>>

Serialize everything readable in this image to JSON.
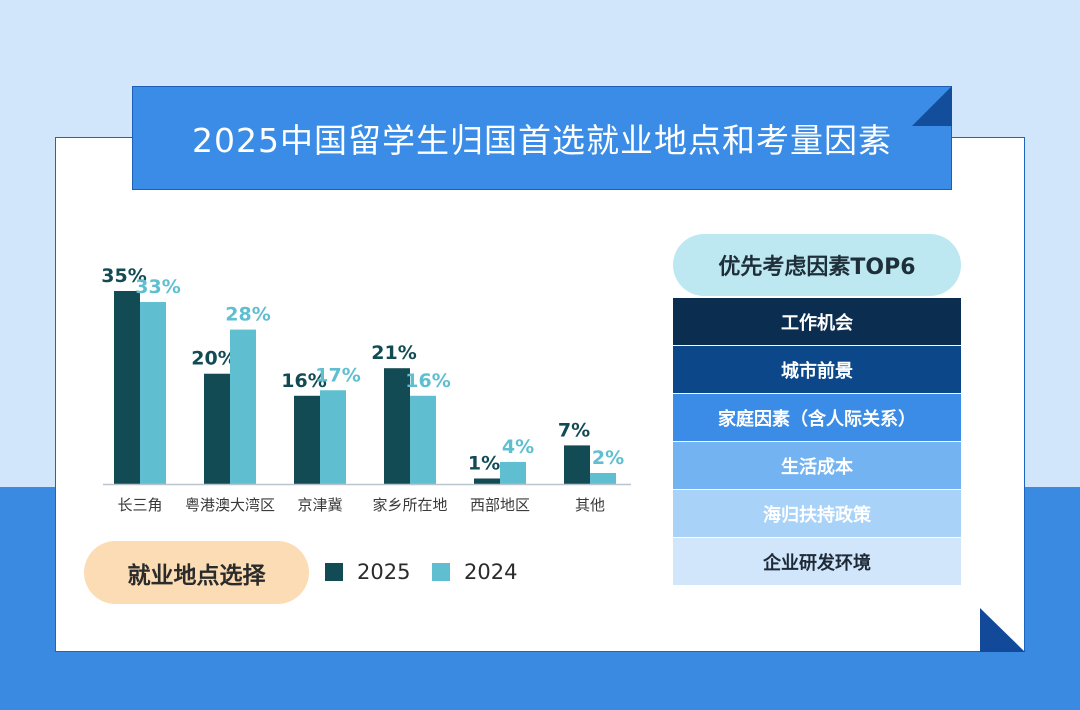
{
  "title": "2025中国留学生归国首选就业地点和考量因素",
  "location_pill": "就业地点选择",
  "factors_pill": "优先考虑因素TOP6",
  "colors": {
    "s2025": "#134b54",
    "s2024": "#5fbfd0"
  },
  "chart_data": {
    "type": "bar",
    "title": "就业地点选择",
    "categories": [
      "长三角",
      "粤港澳大湾区",
      "京津冀",
      "家乡所在地",
      "西部地区",
      "其他"
    ],
    "series": [
      {
        "name": "2025",
        "values": [
          35,
          20,
          16,
          21,
          1,
          7
        ]
      },
      {
        "name": "2024",
        "values": [
          33,
          28,
          17,
          16,
          4,
          2
        ]
      }
    ],
    "unit": "%",
    "ylim": [
      0,
      35
    ],
    "xlabel": "",
    "ylabel": "",
    "grid": false
  },
  "factors": [
    {
      "label": "工作机会",
      "bg": "#0b2d50",
      "fg": "#ffffff"
    },
    {
      "label": "城市前景",
      "bg": "#0c4889",
      "fg": "#ffffff"
    },
    {
      "label": "家庭因素（含人际关系）",
      "bg": "#3a8ce6",
      "fg": "#ffffff"
    },
    {
      "label": "生活成本",
      "bg": "#73b3f2",
      "fg": "#ffffff"
    },
    {
      "label": "海归扶持政策",
      "bg": "#a8d2f7",
      "fg": "#ffffff"
    },
    {
      "label": "企业研发环境",
      "bg": "#d2e6fb",
      "fg": "#1e2a38"
    }
  ]
}
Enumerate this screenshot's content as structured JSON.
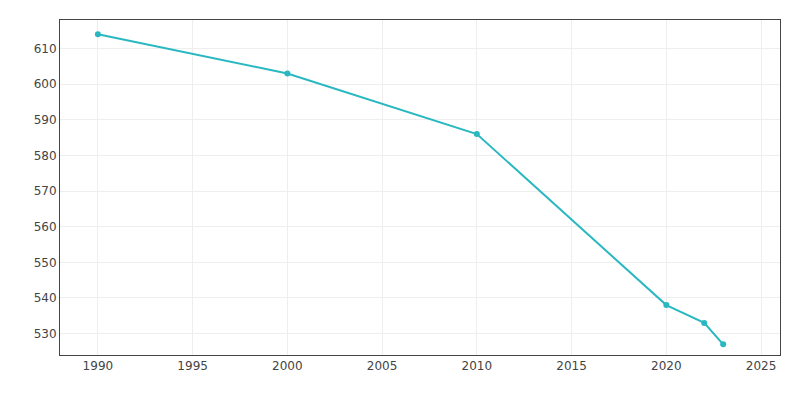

<<

◆ EXERCISE DESCRIPTION ◆
Gather each line in the entries above where the string "title" is found.

◆ SOLUTION TO THIS EXERCISE ◆
  "title": "2025中国留学生归国首选就业地点和考量因素",
    "title": "就业地点选择",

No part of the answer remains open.